# TASK INSTRUCTIONS
Scan the entries below for the word "into". Copy each line that has it.
(begin)
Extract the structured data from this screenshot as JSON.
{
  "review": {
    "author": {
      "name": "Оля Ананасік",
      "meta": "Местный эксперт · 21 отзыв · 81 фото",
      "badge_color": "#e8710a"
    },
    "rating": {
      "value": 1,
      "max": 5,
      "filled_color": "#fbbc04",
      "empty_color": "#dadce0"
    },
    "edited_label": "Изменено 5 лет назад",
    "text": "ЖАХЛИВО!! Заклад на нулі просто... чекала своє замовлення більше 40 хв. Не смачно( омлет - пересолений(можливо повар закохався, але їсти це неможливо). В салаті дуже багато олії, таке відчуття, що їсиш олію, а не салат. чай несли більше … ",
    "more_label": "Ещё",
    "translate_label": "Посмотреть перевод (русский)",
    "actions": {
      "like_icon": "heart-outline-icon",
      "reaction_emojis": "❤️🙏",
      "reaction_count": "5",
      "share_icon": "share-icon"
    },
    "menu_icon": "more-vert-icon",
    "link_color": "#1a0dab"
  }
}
(end)
(begin)
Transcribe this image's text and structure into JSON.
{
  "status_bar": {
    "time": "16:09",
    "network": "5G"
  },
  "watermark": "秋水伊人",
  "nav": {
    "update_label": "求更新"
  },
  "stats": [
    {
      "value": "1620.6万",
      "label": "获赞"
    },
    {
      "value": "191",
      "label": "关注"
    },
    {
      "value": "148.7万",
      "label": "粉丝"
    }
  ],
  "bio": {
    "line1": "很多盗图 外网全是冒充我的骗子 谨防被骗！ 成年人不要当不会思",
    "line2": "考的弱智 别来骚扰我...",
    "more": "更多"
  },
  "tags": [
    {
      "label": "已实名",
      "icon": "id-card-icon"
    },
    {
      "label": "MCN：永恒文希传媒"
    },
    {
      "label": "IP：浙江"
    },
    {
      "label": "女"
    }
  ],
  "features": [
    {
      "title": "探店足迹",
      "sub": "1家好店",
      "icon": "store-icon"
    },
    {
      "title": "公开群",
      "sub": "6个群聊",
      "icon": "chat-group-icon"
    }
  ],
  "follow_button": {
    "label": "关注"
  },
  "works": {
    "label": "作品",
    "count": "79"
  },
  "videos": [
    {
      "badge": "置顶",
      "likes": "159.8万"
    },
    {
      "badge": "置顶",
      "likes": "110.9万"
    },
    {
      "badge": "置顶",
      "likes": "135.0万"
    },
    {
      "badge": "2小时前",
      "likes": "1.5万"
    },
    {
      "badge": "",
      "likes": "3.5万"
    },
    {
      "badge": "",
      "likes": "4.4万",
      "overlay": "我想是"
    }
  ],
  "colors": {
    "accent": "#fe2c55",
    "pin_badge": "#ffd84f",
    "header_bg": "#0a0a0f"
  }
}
(end)
(begin)
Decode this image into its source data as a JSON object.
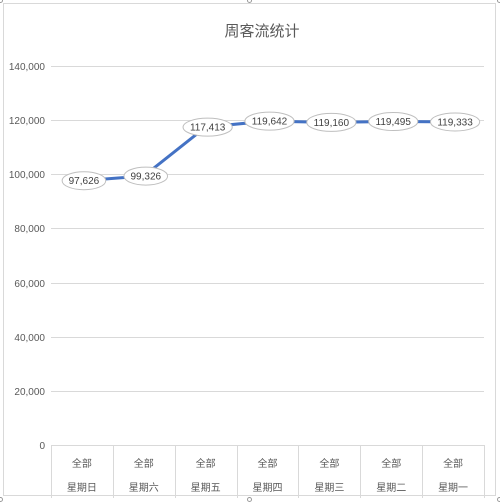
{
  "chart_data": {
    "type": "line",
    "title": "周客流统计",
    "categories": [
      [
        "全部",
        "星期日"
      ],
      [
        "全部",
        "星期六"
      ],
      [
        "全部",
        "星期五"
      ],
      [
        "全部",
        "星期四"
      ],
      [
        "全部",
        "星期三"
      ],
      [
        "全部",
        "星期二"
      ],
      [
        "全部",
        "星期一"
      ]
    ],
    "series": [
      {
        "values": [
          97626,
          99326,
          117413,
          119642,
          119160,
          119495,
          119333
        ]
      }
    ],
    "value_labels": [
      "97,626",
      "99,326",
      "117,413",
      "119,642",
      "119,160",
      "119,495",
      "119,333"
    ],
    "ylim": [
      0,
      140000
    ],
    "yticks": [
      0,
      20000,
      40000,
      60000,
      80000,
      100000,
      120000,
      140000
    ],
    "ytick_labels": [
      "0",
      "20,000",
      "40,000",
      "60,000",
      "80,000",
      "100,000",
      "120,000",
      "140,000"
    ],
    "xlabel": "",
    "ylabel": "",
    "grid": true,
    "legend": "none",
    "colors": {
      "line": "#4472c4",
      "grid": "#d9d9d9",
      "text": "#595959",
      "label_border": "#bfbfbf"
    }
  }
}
(end)
# FINAL ANSWER
Transcribe this image's text and structure into JSON.
Decode this image into its source data as a JSON object.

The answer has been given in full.